- Task prompt
Extract every line of the material below and copy each one character for character. Leave out the pictures.

Spatial layout data
────────────────────

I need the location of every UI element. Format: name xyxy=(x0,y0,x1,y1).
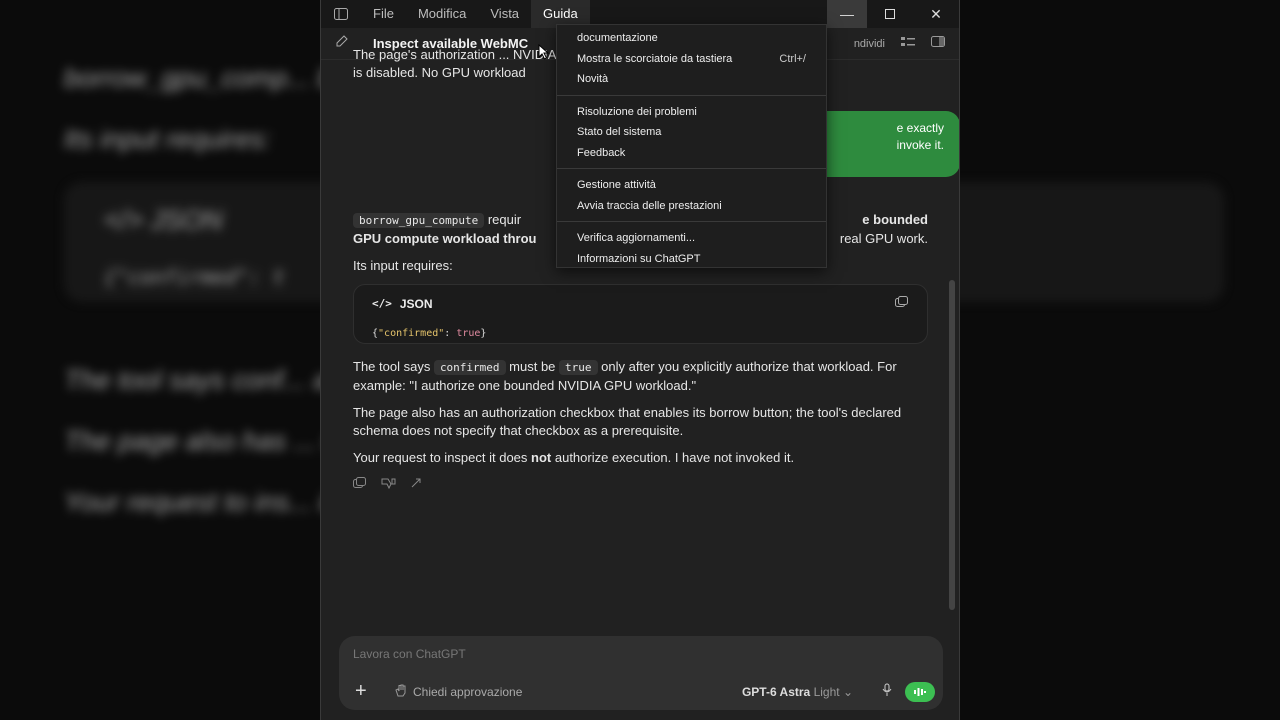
menu-file[interactable]: File xyxy=(361,0,406,28)
composer-controls: + Chiedi approvazione GPT-6 Astra Light … xyxy=(355,680,935,703)
menu-item-system-status-label: Stato del sistema xyxy=(577,126,662,138)
help-menu-dropdown: documentazione Mostra le scorciatoie da … xyxy=(556,24,827,268)
waveform-icon xyxy=(914,687,926,696)
menu-item-about-label: Informazioni su ChatGPT xyxy=(577,252,701,265)
para1-line2-end: real GPU work. xyxy=(839,231,928,246)
code-value: true xyxy=(456,328,481,339)
menu-item-shortcuts-label: Mostra le scorciatoie da tastiera xyxy=(577,52,733,65)
model-selector[interactable]: GPT-6 Astra Light ⌄ xyxy=(742,685,853,699)
message-actions xyxy=(353,476,928,494)
code-content: {"confirmed": true} xyxy=(372,328,487,339)
copy-message-icon[interactable] xyxy=(353,476,367,494)
new-chat-icon[interactable] xyxy=(335,34,349,53)
code-block-header: </> JSON xyxy=(372,295,909,313)
voice-mode-button[interactable] xyxy=(905,681,935,702)
microphone-icon[interactable] xyxy=(881,683,893,700)
menu-item-performance-trace[interactable]: Avvia traccia delle prestazioni xyxy=(557,196,826,217)
composer-input[interactable]: Lavora con ChatGPT xyxy=(353,647,466,661)
menu-item-troubleshooting[interactable]: Risoluzione dei problemi xyxy=(557,102,826,123)
user-msg-l2-end: invoke it. xyxy=(896,138,944,152)
menu-item-about[interactable]: Informazioni su ChatGPT xyxy=(557,249,826,270)
menu-vista[interactable]: Vista xyxy=(478,0,531,28)
close-icon[interactable]: ✕ xyxy=(913,0,959,28)
para1-mid: requir xyxy=(484,212,522,227)
menu-item-task-manager[interactable]: Gestione attività xyxy=(557,175,826,196)
mouse-cursor-icon xyxy=(538,43,550,65)
menu-item-performance-trace-label: Avvia traccia delle prestazioni xyxy=(577,199,722,212)
para3-b: must be xyxy=(505,359,560,374)
code-language-label: JSON xyxy=(399,297,433,311)
menu-item-feedback-label: Feedback xyxy=(577,146,626,159)
copy-code-icon[interactable] xyxy=(895,295,909,313)
menu-item-news[interactable]: Novità xyxy=(557,69,826,90)
para5-bold: not xyxy=(531,450,552,465)
menu-divider xyxy=(557,94,826,96)
chevron-down-icon: ⌄ xyxy=(842,684,853,699)
menu-item-news-label: Novità xyxy=(577,73,609,85)
inline-code-true: true xyxy=(559,360,598,375)
para5-a: Your request to inspect it does xyxy=(353,450,532,465)
menu-item-check-updates-label: Verifica aggiornamenti... xyxy=(577,232,696,244)
para5-b: authorize execution. I have not invoked … xyxy=(551,450,795,465)
code-brackets-icon: </> xyxy=(372,297,392,310)
menu-item-feedback[interactable]: Feedback xyxy=(557,143,826,164)
user-msg-l1-end: e exactly xyxy=(896,121,944,135)
code-key: "confirmed" xyxy=(378,328,445,339)
menu-item-shortcuts-key: Ctrl+/ xyxy=(779,52,806,65)
approval-mode-button[interactable]: Chiedi approvazione xyxy=(395,684,522,700)
maximize-icon[interactable] xyxy=(867,0,913,28)
menu-divider xyxy=(557,168,826,169)
scrollbar[interactable] xyxy=(949,280,955,610)
para3-a: The tool says xyxy=(353,359,434,374)
model-mode: Light xyxy=(813,684,840,699)
inline-code-confirmed: confirmed xyxy=(433,360,506,375)
assistant-para-4: The page also has an authorization check… xyxy=(353,405,902,438)
share-icon[interactable] xyxy=(411,476,425,494)
approval-label: Chiedi approvazione xyxy=(413,684,523,699)
composer: Lavora con ChatGPT + Chiedi approvazione… xyxy=(339,636,943,710)
menu-item-shortcuts[interactable]: Mostra le scorciatoie da tastiera Ctrl+/ xyxy=(557,49,826,70)
menu-item-check-updates[interactable]: Verifica aggiornamenti... xyxy=(557,228,826,249)
panel-toggle-icon[interactable] xyxy=(931,36,945,51)
menu-divider xyxy=(557,221,826,222)
menu-modifica[interactable]: Modifica xyxy=(406,0,478,28)
previous-line-2: is disabled. No GPU workload xyxy=(353,65,526,80)
menu-item-troubleshooting-label: Risoluzione dei problemi xyxy=(577,105,697,118)
hand-icon xyxy=(395,684,407,700)
thumbs-down-icon[interactable] xyxy=(381,476,397,494)
sidebar-toggle-icon[interactable] xyxy=(321,8,361,20)
menu-item-task-manager-label: Gestione attività xyxy=(577,179,656,191)
menu-item-system-status[interactable]: Stato del sistema xyxy=(557,122,826,143)
model-name: GPT-6 Astra xyxy=(741,684,811,699)
add-attachment-icon[interactable]: + xyxy=(355,680,379,703)
inline-code-tool-name: borrow_gpu_compute xyxy=(353,213,485,228)
assistant-para-5: Your request to inspect it does not auth… xyxy=(353,449,928,467)
assistant-para-3: The tool says confirmed must be true onl… xyxy=(353,358,928,395)
para1-bold-end: e bounded xyxy=(862,212,928,227)
minimize-icon[interactable]: — xyxy=(827,0,867,28)
menu-item-documentation-label: documentazione xyxy=(577,32,658,44)
para1-line2-bold: GPU compute workload throu xyxy=(353,231,537,246)
menu-item-documentation[interactable]: documentazione xyxy=(557,28,826,49)
window-controls: — ✕ xyxy=(827,0,959,28)
code-block: </> JSON {"confirmed": true} xyxy=(353,284,928,344)
previous-line-1: The page's authorization ... NVIDIA GPU xyxy=(353,47,588,62)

────────────────────

- The response
I need the location of every UI element. Format: name xyxy=(x0,y0,x1,y1).
menu-file[interactable]: File xyxy=(361,0,406,28)
composer-controls: + Chiedi approvazione GPT-6 Astra Light … xyxy=(355,680,935,703)
menu-item-system-status-label: Stato del sistema xyxy=(577,126,662,138)
help-menu-dropdown: documentazione Mostra le scorciatoie da … xyxy=(556,24,827,268)
waveform-icon xyxy=(914,687,926,696)
menu-item-about-label: Informazioni su ChatGPT xyxy=(577,252,701,265)
para1-line2-end: real GPU work. xyxy=(839,231,928,246)
code-value: true xyxy=(456,328,481,339)
menu-item-shortcuts-label: Mostra le scorciatoie da tastiera xyxy=(577,52,733,65)
model-selector[interactable]: GPT-6 Astra Light ⌄ xyxy=(742,685,853,699)
message-actions xyxy=(353,476,928,494)
code-content: {"confirmed": true} xyxy=(372,328,487,339)
copy-message-icon[interactable] xyxy=(353,476,367,494)
new-chat-icon[interactable] xyxy=(335,34,349,53)
code-block-header: </> JSON xyxy=(372,295,909,313)
voice-mode-button[interactable] xyxy=(905,681,935,702)
microphone-icon[interactable] xyxy=(881,683,893,700)
menu-item-performance-trace[interactable]: Avvia traccia delle prestazioni xyxy=(557,196,826,217)
composer-input[interactable]: Lavora con ChatGPT xyxy=(353,647,466,661)
menu-item-troubleshooting[interactable]: Risoluzione dei problemi xyxy=(557,102,826,123)
user-msg-l2-end: invoke it. xyxy=(896,138,944,152)
menu-item-about[interactable]: Informazioni su ChatGPT xyxy=(557,249,826,270)
menu-vista[interactable]: Vista xyxy=(478,0,531,28)
close-icon[interactable]: ✕ xyxy=(913,0,959,28)
para1-mid: requir xyxy=(484,212,522,227)
menu-item-task-manager[interactable]: Gestione attività xyxy=(557,175,826,196)
mouse-cursor-icon xyxy=(538,43,550,65)
menu-item-performance-trace-label: Avvia traccia delle prestazioni xyxy=(577,199,722,212)
para3-b: must be xyxy=(505,359,560,374)
code-language-label: JSON xyxy=(399,297,433,311)
menu-item-feedback-label: Feedback xyxy=(577,146,626,159)
copy-code-icon[interactable] xyxy=(895,295,909,313)
menu-item-news[interactable]: Novità xyxy=(557,69,826,90)
para5-bold: not xyxy=(531,450,552,465)
menu-divider xyxy=(557,94,826,96)
chevron-down-icon: ⌄ xyxy=(842,684,853,699)
menu-item-news-label: Novità xyxy=(577,73,609,85)
inline-code-true: true xyxy=(559,360,598,375)
para5-a: Your request to inspect it does xyxy=(353,450,532,465)
menu-item-check-updates-label: Verifica aggiornamenti... xyxy=(577,232,696,244)
para5-b: authorize execution. I have not invoked … xyxy=(551,450,795,465)
code-brackets-icon: </> xyxy=(372,297,392,310)
menu-item-feedback[interactable]: Feedback xyxy=(557,143,826,164)
user-msg-l1-end: e exactly xyxy=(896,121,944,135)
code-key: "confirmed" xyxy=(378,328,445,339)
menu-item-shortcuts-key: Ctrl+/ xyxy=(779,52,806,65)
approval-mode-button[interactable]: Chiedi approvazione xyxy=(395,684,522,700)
maximize-icon[interactable] xyxy=(867,0,913,28)
menu-divider xyxy=(557,168,826,169)
scrollbar[interactable] xyxy=(949,280,955,610)
para3-a: The tool says xyxy=(353,359,434,374)
model-mode: Light xyxy=(813,684,840,699)
inline-code-confirmed: confirmed xyxy=(433,360,506,375)
assistant-para-4: The page also has an authorization check… xyxy=(353,405,902,438)
share-icon[interactable] xyxy=(411,476,425,494)
approval-label: Chiedi approvazione xyxy=(413,684,523,699)
composer: Lavora con ChatGPT + Chiedi approvazione… xyxy=(339,636,943,710)
menu-item-shortcuts[interactable]: Mostra le scorciatoie da tastiera Ctrl+/ xyxy=(557,49,826,70)
menu-item-check-updates[interactable]: Verifica aggiornamenti... xyxy=(557,228,826,249)
panel-toggle-icon[interactable] xyxy=(931,36,945,51)
menu-divider xyxy=(557,221,826,222)
menu-modifica[interactable]: Modifica xyxy=(406,0,478,28)
previous-line-2: is disabled. No GPU workload xyxy=(353,65,526,80)
menu-item-troubleshooting-label: Risoluzione dei problemi xyxy=(577,105,697,118)
hand-icon xyxy=(395,684,407,700)
thumbs-down-icon[interactable] xyxy=(381,476,397,494)
sidebar-toggle-icon[interactable] xyxy=(321,8,361,20)
menu-item-task-manager-label: Gestione attività xyxy=(577,179,656,191)
menu-item-system-status[interactable]: Stato del sistema xyxy=(557,122,826,143)
model-name: GPT-6 Astra xyxy=(741,684,811,699)
add-attachment-icon[interactable]: + xyxy=(355,680,379,703)
inline-code-tool-name: borrow_gpu_compute xyxy=(353,213,485,228)
assistant-para-5: Your request to inspect it does not auth… xyxy=(353,449,928,467)
assistant-para-3: The tool says confirmed must be true onl… xyxy=(353,358,928,395)
para1-bold-end: e bounded xyxy=(862,212,928,227)
minimize-icon[interactable]: — xyxy=(827,0,867,28)
menu-item-documentation-label: documentazione xyxy=(577,32,658,44)
para1-line2-bold: GPU compute workload throu xyxy=(353,231,537,246)
menu-item-documentation[interactable]: documentazione xyxy=(557,28,826,49)
window-controls: — ✕ xyxy=(827,0,959,28)
code-block: </> JSON {"confirmed": true} xyxy=(353,284,928,344)
previous-line-1: The page's authorization ... NVIDIA GPU xyxy=(353,47,588,62)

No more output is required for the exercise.